--- start of Material shown ---

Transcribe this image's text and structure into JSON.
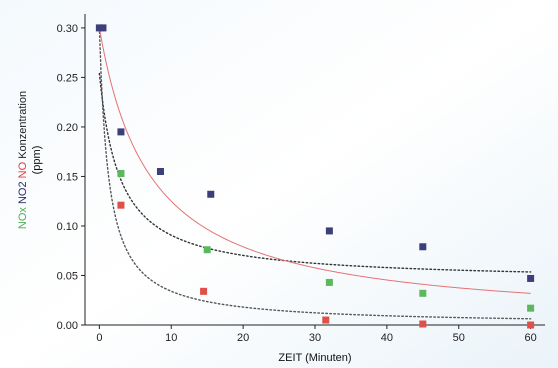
{
  "chart_data": {
    "type": "scatter",
    "xlabel": "ZEIT (Minuten)",
    "ylabel_parts": [
      {
        "text": "NOx",
        "color": "#4caf50"
      },
      {
        "text": "NO2",
        "color": "#2a2a6a"
      },
      {
        "text": "NO",
        "color": "#e53935"
      },
      {
        "text": "Konzentration",
        "color": "#222222"
      }
    ],
    "ylabel_unit": "(ppm)",
    "xlim": [
      -2,
      62
    ],
    "ylim": [
      0,
      0.31
    ],
    "xticks": [
      0,
      10,
      20,
      30,
      40,
      50,
      60
    ],
    "yticks": [
      0.0,
      0.05,
      0.1,
      0.15,
      0.2,
      0.25,
      0.3
    ],
    "ytick_labels": [
      "0.00",
      "0.05",
      "0.10",
      "0.15",
      "0.20",
      "0.25",
      "0.30"
    ],
    "grid": false,
    "series": [
      {
        "key": "no2",
        "color": "#3d3f7a",
        "fit": {
          "color": "#333333",
          "style": "dotted",
          "c": 0.044,
          "d": 0.21,
          "k": 0.35
        },
        "points": [
          {
            "x": 0,
            "y": 0.3
          },
          {
            "x": 0.5,
            "y": 0.3
          },
          {
            "x": 3,
            "y": 0.195
          },
          {
            "x": 8.5,
            "y": 0.155
          },
          {
            "x": 15.5,
            "y": 0.132
          },
          {
            "x": 32,
            "y": 0.095
          },
          {
            "x": 45,
            "y": 0.079
          },
          {
            "x": 60,
            "y": 0.047
          }
        ]
      },
      {
        "key": "nox",
        "color": "#5cb85c",
        "fit": {
          "color": "#555555",
          "style": "dotted",
          "c": 0.0,
          "d": 0.3,
          "k": 0.78
        },
        "points": [
          {
            "x": 3,
            "y": 0.153
          },
          {
            "x": 15,
            "y": 0.076
          },
          {
            "x": 32,
            "y": 0.043
          },
          {
            "x": 45,
            "y": 0.032
          },
          {
            "x": 60,
            "y": 0.017
          }
        ]
      },
      {
        "key": "no",
        "color": "#e0504a",
        "fit": {
          "color": "#e57373",
          "style": "solid",
          "c": 0.0,
          "d": 0.3,
          "k": 0.14
        },
        "points": [
          {
            "x": 3,
            "y": 0.121
          },
          {
            "x": 14.5,
            "y": 0.034
          },
          {
            "x": 31.5,
            "y": 0.005
          },
          {
            "x": 45,
            "y": 0.001
          },
          {
            "x": 60,
            "y": 0.0
          }
        ]
      }
    ]
  }
}
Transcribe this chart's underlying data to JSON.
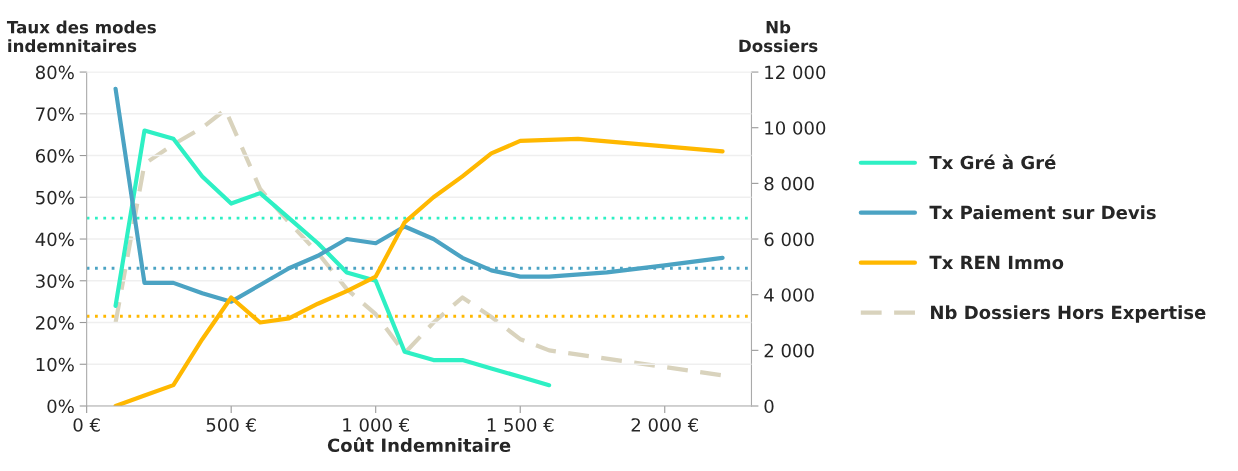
{
  "chart_data": {
    "type": "line",
    "xlabel": "Coût Indemnitaire",
    "ylabel": "Taux des modes\nindemnitaires",
    "y2label": "Nb\nDossiers",
    "series": [
      {
        "name": "Tx Gré à Gré",
        "color": "#2ef0c4",
        "x": [
          100,
          200,
          300,
          400,
          500,
          600,
          700,
          800,
          900,
          1000,
          1100,
          1200,
          1300,
          1400,
          1500,
          1600
        ],
        "values": [
          24,
          66,
          64,
          55,
          48.5,
          51,
          45,
          39,
          32,
          30,
          13,
          11,
          11,
          9,
          7,
          5
        ]
      },
      {
        "name": "Tx Paiement sur Devis",
        "color": "#4ba3c3",
        "x": [
          100,
          200,
          300,
          400,
          500,
          600,
          700,
          800,
          900,
          1000,
          1100,
          1200,
          1300,
          1400,
          1500,
          1600,
          1800,
          2000,
          2200
        ],
        "values": [
          76,
          29.5,
          29.5,
          27,
          25,
          29,
          33,
          36,
          40,
          39,
          43,
          40,
          35.5,
          32.5,
          31,
          31,
          32,
          33.7,
          35.5
        ]
      },
      {
        "name": "Tx REN Immo",
        "color": "#ffb800",
        "x": [
          100,
          200,
          300,
          400,
          500,
          600,
          700,
          800,
          900,
          1000,
          1100,
          1200,
          1300,
          1400,
          1500,
          1700,
          2200
        ],
        "values": [
          0,
          2.5,
          5,
          16,
          26,
          20,
          21,
          24.5,
          27.5,
          31,
          44,
          50,
          55,
          60.5,
          63.5,
          64,
          61
        ]
      },
      {
        "name": "Nb Dossiers Hors Expertise",
        "color": "#d9d3bd",
        "axis": "y2",
        "line_style": "dashed",
        "x": [
          100,
          200,
          300,
          400,
          480,
          600,
          700,
          800,
          900,
          1000,
          1100,
          1200,
          1300,
          1400,
          1500,
          1600,
          2200
        ],
        "values": [
          3000,
          8700,
          9400,
          10000,
          10650,
          7800,
          6600,
          5500,
          4200,
          3300,
          1900,
          3000,
          3900,
          3200,
          2400,
          2000,
          1100
        ]
      }
    ],
    "line_style": "solid",
    "ref_lines": [
      {
        "axis": "y",
        "value": 45,
        "color": "#2ef0c4",
        "line_style": "dotted"
      },
      {
        "axis": "y",
        "value": 33,
        "color": "#4ba3c3",
        "line_style": "dotted"
      },
      {
        "axis": "y",
        "value": 21.5,
        "color": "#ffb800",
        "line_style": "dotted"
      }
    ],
    "xlim": [
      0,
      2300
    ],
    "xticks": [
      {
        "value": 0,
        "label": "0 €"
      },
      {
        "value": 500,
        "label": "500 €"
      },
      {
        "value": 1000,
        "label": "1 000 €"
      },
      {
        "value": 1500,
        "label": "1 500 €"
      },
      {
        "value": 2000,
        "label": "2 000 €"
      }
    ],
    "ylim": [
      0,
      80
    ],
    "yticks": [
      {
        "value": 0,
        "label": "0%"
      },
      {
        "value": 10,
        "label": "10%"
      },
      {
        "value": 20,
        "label": "20%"
      },
      {
        "value": 30,
        "label": "30%"
      },
      {
        "value": 40,
        "label": "40%"
      },
      {
        "value": 50,
        "label": "50%"
      },
      {
        "value": 60,
        "label": "60%"
      },
      {
        "value": 70,
        "label": "70%"
      },
      {
        "value": 80,
        "label": "80%"
      }
    ],
    "y2lim": [
      0,
      12000
    ],
    "y2ticks": [
      0,
      {
        "value": 2000,
        "label": "2 000"
      },
      {
        "value": 4000,
        "label": "4 000"
      },
      {
        "value": 6000,
        "label": "6 000"
      },
      {
        "value": 8000,
        "label": "8 000"
      },
      {
        "value": 10000,
        "label": "10 000"
      },
      {
        "value": 12000,
        "label": "12 000"
      }
    ],
    "grid": "y",
    "legend": "right",
    "marker": "none"
  }
}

--- end of Material shown ---

*Stated goal*
Check each line of the entries above, and show every one holding the word "xlabel".

*Exercise result*
    "xlabel": "ZEIT (Minuten)",
    "xlabel": "Coût Indemnitaire",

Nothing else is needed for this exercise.